» PROBLEM TO WORK ON: Copy the data below exactly. Any pictures in it should be omitted.

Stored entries
----------

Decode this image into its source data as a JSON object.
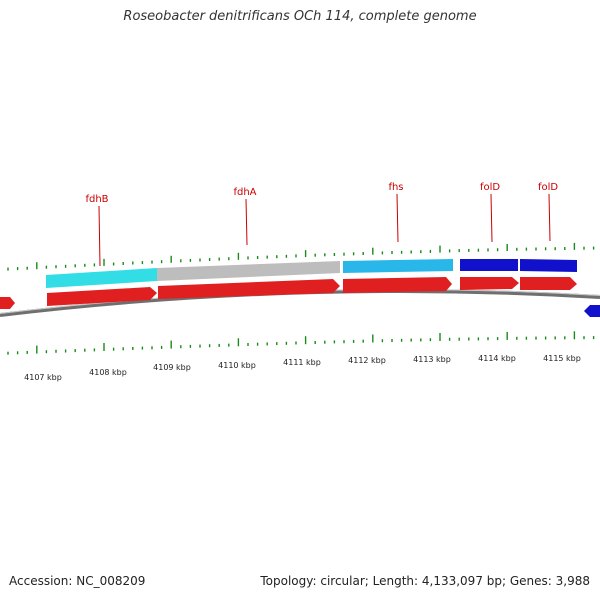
{
  "title": "Roseobacter denitrificans OCh 114, complete genome",
  "footer": {
    "accession": "Accession: NC_008209",
    "stats": "Topology: circular; Length: 4,133,097 bp; Genes: 3,988"
  },
  "map": {
    "topology": "circular",
    "colors": {
      "backbone": "#808080",
      "cds": "#e02020",
      "tick": "#1a8a1a",
      "gene_label": "#cc0000",
      "fdh": "#33dde6",
      "fdhA": "#bdbdbd",
      "fhs": "#29b6e8",
      "fol": "#1111cc"
    },
    "kbp_labels": [
      "4107 kbp",
      "4108 kbp",
      "4109 kbp",
      "4110 kbp",
      "4111 kbp",
      "4112 kbp",
      "4113 kbp",
      "4114 kbp",
      "4115 kbp"
    ],
    "gene_labels": [
      "fdhB",
      "fdhA",
      "fhs",
      "folD",
      "folD"
    ]
  }
}
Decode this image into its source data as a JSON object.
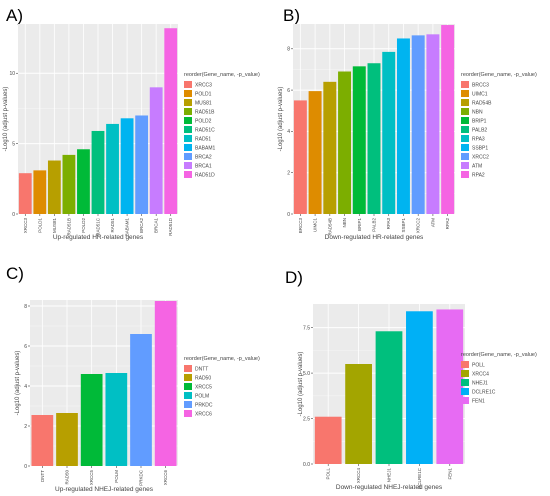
{
  "chart_data": [
    {
      "panel": "A)",
      "type": "bar",
      "xlabel": "Up-regulated HR-related genes",
      "ylabel": "-Log10 (adjust p-values)",
      "legend_title": "reorder(Gene_name, -p_value)",
      "ylim": [
        0,
        13.5
      ],
      "yticks": [
        0,
        5,
        10
      ],
      "grid": true,
      "legend_position": "right",
      "categories": [
        "XRCC3",
        "POLD1",
        "MUS81",
        "RAD51B",
        "POLD2",
        "RAD51C",
        "RAD51",
        "BABAM1",
        "BRCA2",
        "BRCA1",
        "RAD51D"
      ],
      "values": [
        2.9,
        3.1,
        3.8,
        4.2,
        4.6,
        5.9,
        6.4,
        6.8,
        7.0,
        9.0,
        13.2
      ],
      "colors": [
        "#F8766D",
        "#DE8C00",
        "#B79F00",
        "#7CAE00",
        "#00BA38",
        "#00BF7D",
        "#00BFC4",
        "#00B4F0",
        "#619CFF",
        "#C77CFF",
        "#F564E3"
      ]
    },
    {
      "panel": "B)",
      "type": "bar",
      "xlabel": "Down-regulated HR-related genes",
      "ylabel": "-Log10 (adjust p-values)",
      "legend_title": "reorder(Gene_name, -p_value)",
      "ylim": [
        0,
        9.2
      ],
      "yticks": [
        0,
        2,
        4,
        6,
        8
      ],
      "grid": true,
      "legend_position": "right",
      "categories": [
        "BRCC3",
        "UIMC1",
        "RAD54B",
        "NBN",
        "BRIP1",
        "PALB2",
        "RPA3",
        "SSBP1",
        "XRCC2",
        "ATM",
        "RPA2"
      ],
      "values": [
        5.5,
        5.95,
        6.4,
        6.9,
        7.15,
        7.3,
        7.85,
        8.5,
        8.65,
        8.7,
        9.15
      ],
      "colors": [
        "#F8766D",
        "#DE8C00",
        "#B79F00",
        "#7CAE00",
        "#00BA38",
        "#00BF7D",
        "#00BFC4",
        "#00B4F0",
        "#619CFF",
        "#C77CFF",
        "#F564E3"
      ]
    },
    {
      "panel": "C)",
      "type": "bar",
      "xlabel": "Up-regulated NHEJ-related genes",
      "ylabel": "-Log10 (adjust p-values)",
      "legend_title": "reorder(Gene_name, -p_value)",
      "ylim": [
        0,
        8.3
      ],
      "yticks": [
        0,
        2,
        4,
        6,
        8
      ],
      "grid": true,
      "legend_position": "right",
      "categories": [
        "DNTT",
        "RAD50",
        "XRCC5",
        "POLM",
        "PRKDC",
        "XRCC6"
      ],
      "values": [
        2.55,
        2.65,
        4.6,
        4.65,
        6.6,
        8.25
      ],
      "colors": [
        "#F8766D",
        "#B79F00",
        "#00BA38",
        "#00BFC4",
        "#619CFF",
        "#F564E3"
      ]
    },
    {
      "panel": "D)",
      "type": "bar",
      "xlabel": "Down-regulated NHEJ-related genes",
      "ylabel": "-Log10 (adjust p-values)",
      "legend_title": "reorder(Gene_name, -p_value)",
      "ylim": [
        0,
        8.8
      ],
      "yticks": [
        0.0,
        2.5,
        5.0,
        7.5
      ],
      "grid": true,
      "legend_position": "right",
      "categories": [
        "POLL",
        "XRCC4",
        "NHEJ1",
        "DCLRE1C",
        "FEN1"
      ],
      "values": [
        2.6,
        5.5,
        7.3,
        8.4,
        8.5
      ],
      "colors": [
        "#F8766D",
        "#A3A500",
        "#00BF7D",
        "#00B0F6",
        "#E76BF3"
      ]
    }
  ]
}
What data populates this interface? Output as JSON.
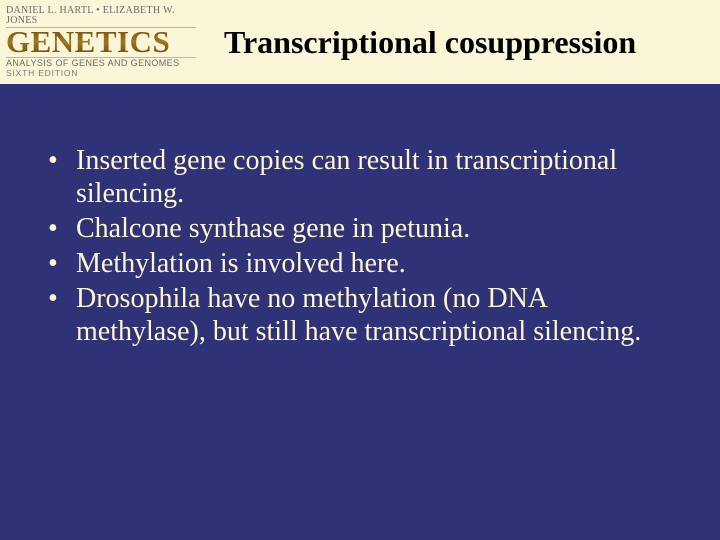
{
  "colors": {
    "background": "#2f3277",
    "header_band": "#fcf6d8",
    "body_text": "#fdf6cf",
    "title_text": "#000000"
  },
  "logo": {
    "authors": "DANIEL L. HARTL • ELIZABETH W. JONES",
    "title": "GENETICS",
    "subtitle": "ANALYSIS OF GENES AND GENOMES",
    "edition": "SIXTH EDITION"
  },
  "slide": {
    "title": "Transcriptional cosuppression",
    "bullets": [
      "Inserted gene copies can result in transcriptional silencing.",
      "Chalcone synthase gene in petunia.",
      "Methylation is involved here.",
      "Drosophila have no methylation (no DNA methylase), but still have transcriptional silencing."
    ]
  }
}
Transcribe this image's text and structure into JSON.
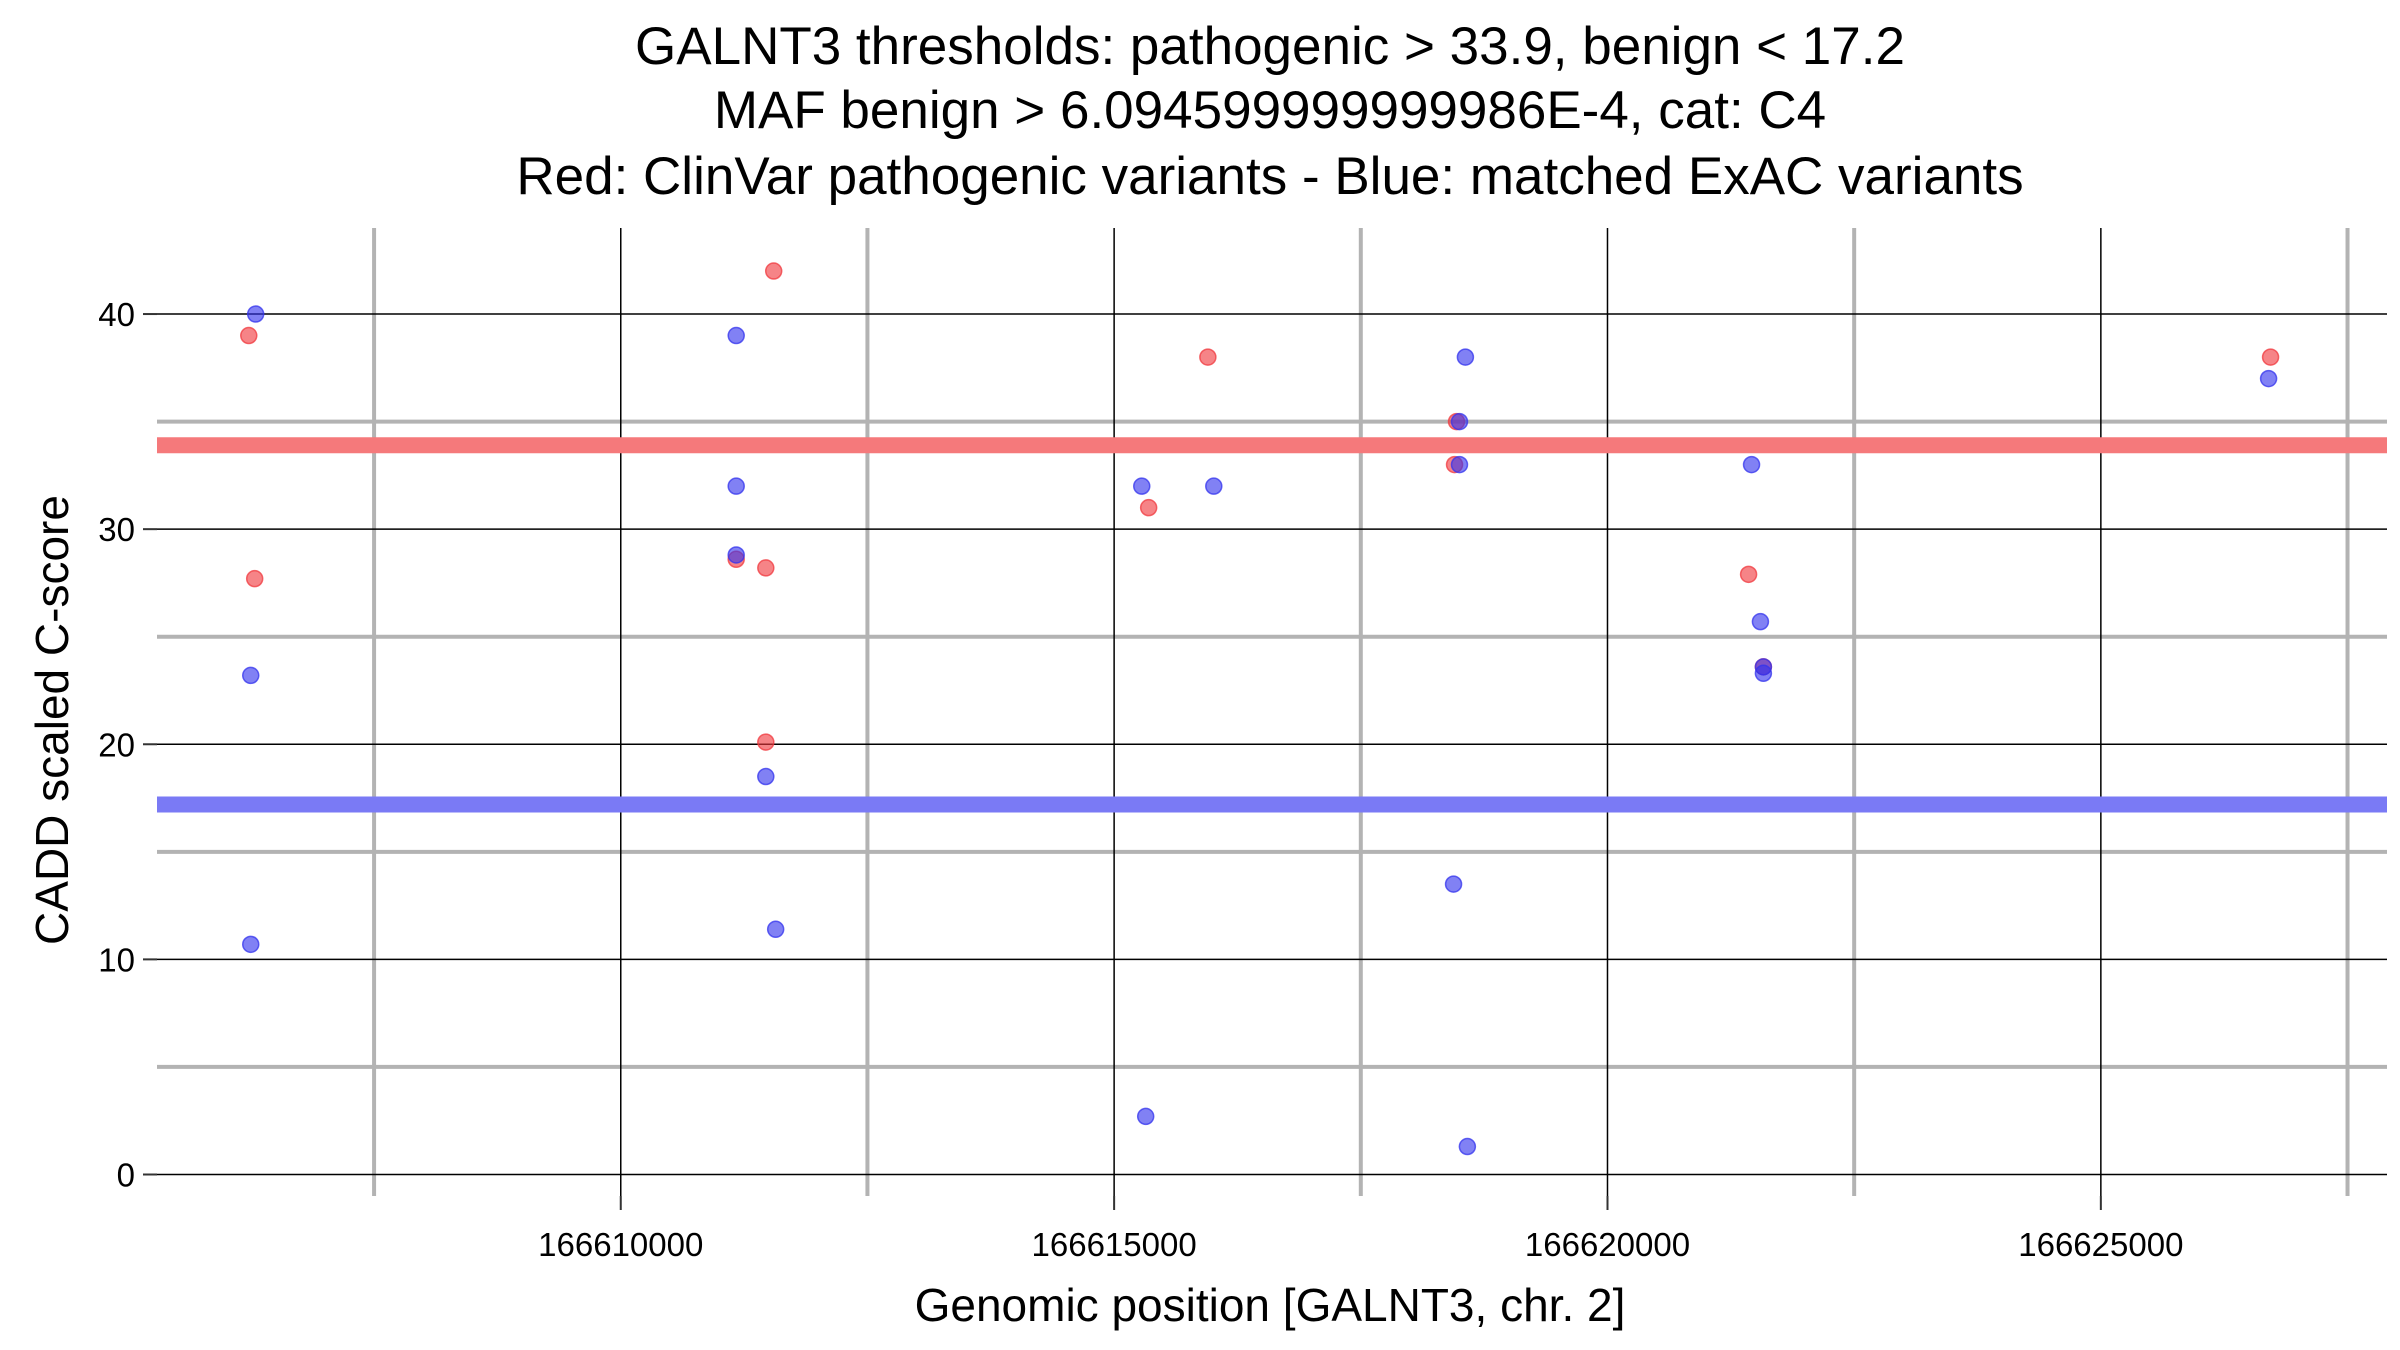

----------

» SOLUTION:
Decode this image into its source data as a JSON object.
{
  "title": "Roseobacter denitrificans OCh 114, complete genome",
  "footer": {
    "accession": "Accession: NC_008209",
    "stats": "Topology: circular; Length: 4,133,097 bp; Genes: 3,988"
  },
  "map": {
    "topology": "circular",
    "colors": {
      "backbone": "#808080",
      "cds": "#e02020",
      "tick": "#1a8a1a",
      "gene_label": "#cc0000",
      "fdh": "#33dde6",
      "fdhA": "#bdbdbd",
      "fhs": "#29b6e8",
      "fol": "#1111cc"
    },
    "kbp_labels": [
      "4107 kbp",
      "4108 kbp",
      "4109 kbp",
      "4110 kbp",
      "4111 kbp",
      "4112 kbp",
      "4113 kbp",
      "4114 kbp",
      "4115 kbp"
    ],
    "gene_labels": [
      "fdhB",
      "fdhA",
      "fhs",
      "folD",
      "folD"
    ]
  }
}
Decode this image into its source data as a JSON object.
{
  "chart_data": [
    {
      "panel": "A)",
      "type": "bar",
      "xlabel": "Up-regulated HR-related genes",
      "ylabel": "-Log10 (adjust p-values)",
      "legend_title": "reorder(Gene_name, -p_value)",
      "ylim": [
        0,
        13.5
      ],
      "yticks": [
        0,
        5,
        10
      ],
      "grid": true,
      "legend_position": "right",
      "categories": [
        "XRCC3",
        "POLD1",
        "MUS81",
        "RAD51B",
        "POLD2",
        "RAD51C",
        "RAD51",
        "BABAM1",
        "BRCA2",
        "BRCA1",
        "RAD51D"
      ],
      "values": [
        2.9,
        3.1,
        3.8,
        4.2,
        4.6,
        5.9,
        6.4,
        6.8,
        7.0,
        9.0,
        13.2
      ],
      "colors": [
        "#F8766D",
        "#DE8C00",
        "#B79F00",
        "#7CAE00",
        "#00BA38",
        "#00BF7D",
        "#00BFC4",
        "#00B4F0",
        "#619CFF",
        "#C77CFF",
        "#F564E3"
      ]
    },
    {
      "panel": "B)",
      "type": "bar",
      "xlabel": "Down-regulated HR-related genes",
      "ylabel": "-Log10 (adjust p-values)",
      "legend_title": "reorder(Gene_name, -p_value)",
      "ylim": [
        0,
        9.2
      ],
      "yticks": [
        0,
        2,
        4,
        6,
        8
      ],
      "grid": true,
      "legend_position": "right",
      "categories": [
        "BRCC3",
        "UIMC1",
        "RAD54B",
        "NBN",
        "BRIP1",
        "PALB2",
        "RPA3",
        "SSBP1",
        "XRCC2",
        "ATM",
        "RPA2"
      ],
      "values": [
        5.5,
        5.95,
        6.4,
        6.9,
        7.15,
        7.3,
        7.85,
        8.5,
        8.65,
        8.7,
        9.15
      ],
      "colors": [
        "#F8766D",
        "#DE8C00",
        "#B79F00",
        "#7CAE00",
        "#00BA38",
        "#00BF7D",
        "#00BFC4",
        "#00B4F0",
        "#619CFF",
        "#C77CFF",
        "#F564E3"
      ]
    },
    {
      "panel": "C)",
      "type": "bar",
      "xlabel": "Up-regulated NHEJ-related genes",
      "ylabel": "-Log10 (adjust p-values)",
      "legend_title": "reorder(Gene_name, -p_value)",
      "ylim": [
        0,
        8.3
      ],
      "yticks": [
        0,
        2,
        4,
        6,
        8
      ],
      "grid": true,
      "legend_position": "right",
      "categories": [
        "DNTT",
        "RAD50",
        "XRCC5",
        "POLM",
        "PRKDC",
        "XRCC6"
      ],
      "values": [
        2.55,
        2.65,
        4.6,
        4.65,
        6.6,
        8.25
      ],
      "colors": [
        "#F8766D",
        "#B79F00",
        "#00BA38",
        "#00BFC4",
        "#619CFF",
        "#F564E3"
      ]
    },
    {
      "panel": "D)",
      "type": "bar",
      "xlabel": "Down-regulated NHEJ-related genes",
      "ylabel": "-Log10 (adjust p-values)",
      "legend_title": "reorder(Gene_name, -p_value)",
      "ylim": [
        0,
        8.8
      ],
      "yticks": [
        0.0,
        2.5,
        5.0,
        7.5
      ],
      "grid": true,
      "legend_position": "right",
      "categories": [
        "POLL",
        "XRCC4",
        "NHEJ1",
        "DCLRE1C",
        "FEN1"
      ],
      "values": [
        2.6,
        5.5,
        7.3,
        8.4,
        8.5
      ],
      "colors": [
        "#F8766D",
        "#A3A500",
        "#00BF7D",
        "#00B0F6",
        "#E76BF3"
      ]
    }
  ]
}
What data populates this interface? Output as JSON.
{
  "colors": {
    "background": "#2f3277",
    "header_band": "#fcf6d8",
    "body_text": "#fdf6cf",
    "title_text": "#000000"
  },
  "logo": {
    "authors": "DANIEL L. HARTL • ELIZABETH W. JONES",
    "title": "GENETICS",
    "subtitle": "ANALYSIS OF GENES AND GENOMES",
    "edition": "SIXTH EDITION"
  },
  "slide": {
    "title": "Transcriptional cosuppression",
    "bullets": [
      "Inserted gene copies can result in transcriptional silencing.",
      "Chalcone synthase gene in petunia.",
      "Methylation is involved here.",
      "Drosophila have no methylation (no DNA methylase), but still have transcriptional silencing."
    ]
  }
}
Transcribe this image's text and structure into JSON.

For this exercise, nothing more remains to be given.